■ **Requirement**
Return all lines below containing the word "называются".

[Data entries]
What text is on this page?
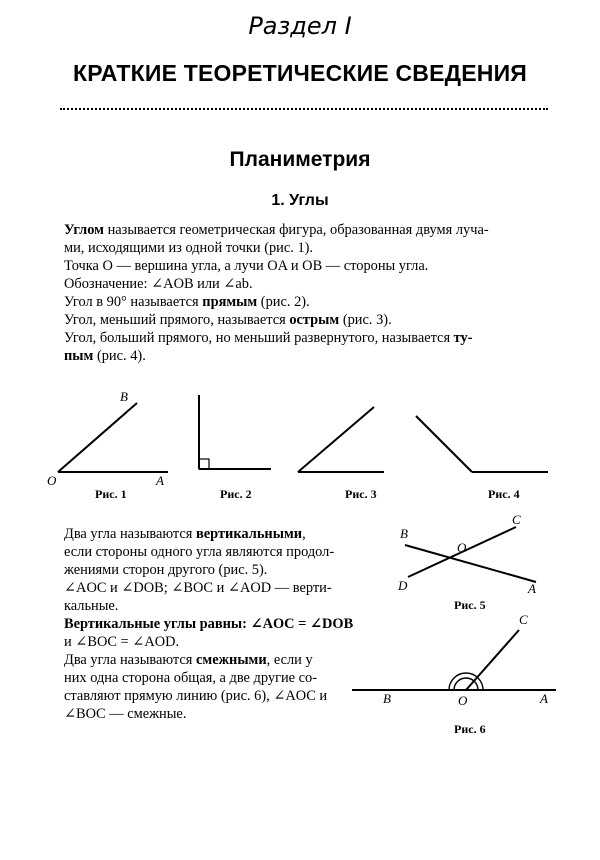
Раздел I
КРАТКИЕ ТЕОРЕТИЧЕСКИЕ СВЕДЕНИЯ
Планиметрия
1. Углы
Углом называется геометрическая фигура, образованная двумя луча-
ми, исходящими из одной точки (рис. 1).
Точка O — вершина угла, а лучи OA и OB — стороны угла.
Обозначение: ∠AOB или ∠ab.
Угол в 90° называется прямым (рис. 2).
Угол, меньший прямого, называется острым (рис. 3).
Угол, больший прямого, но меньший развернутого, называется ту-
пым (рис. 4).
B
O	A
B
C
O
D	A
C
B	O	A
Рис. 1	Рис. 2	Рис. 3	Рис. 4
Два угла называются вертикальными,
если стороны одного угла являются продол-
жениями сторон другого (рис. 5).
∠AOC и ∠DOB; ∠BOC и ∠AOD — верти-
кальные.
Вертикальные углы равны: ∠AOC = ∠DOB
и ∠BOC = ∠AOD.
Два угла называются смежными, если у
них одна сторона общая, а две другие со-
ставляют прямую линию (рис. 6), ∠AOC и
∠BOC — смежные.
Рис. 5
Рис. 6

■ **Output**
Два угла называются вертикальными,
Два угла называются смежными, если у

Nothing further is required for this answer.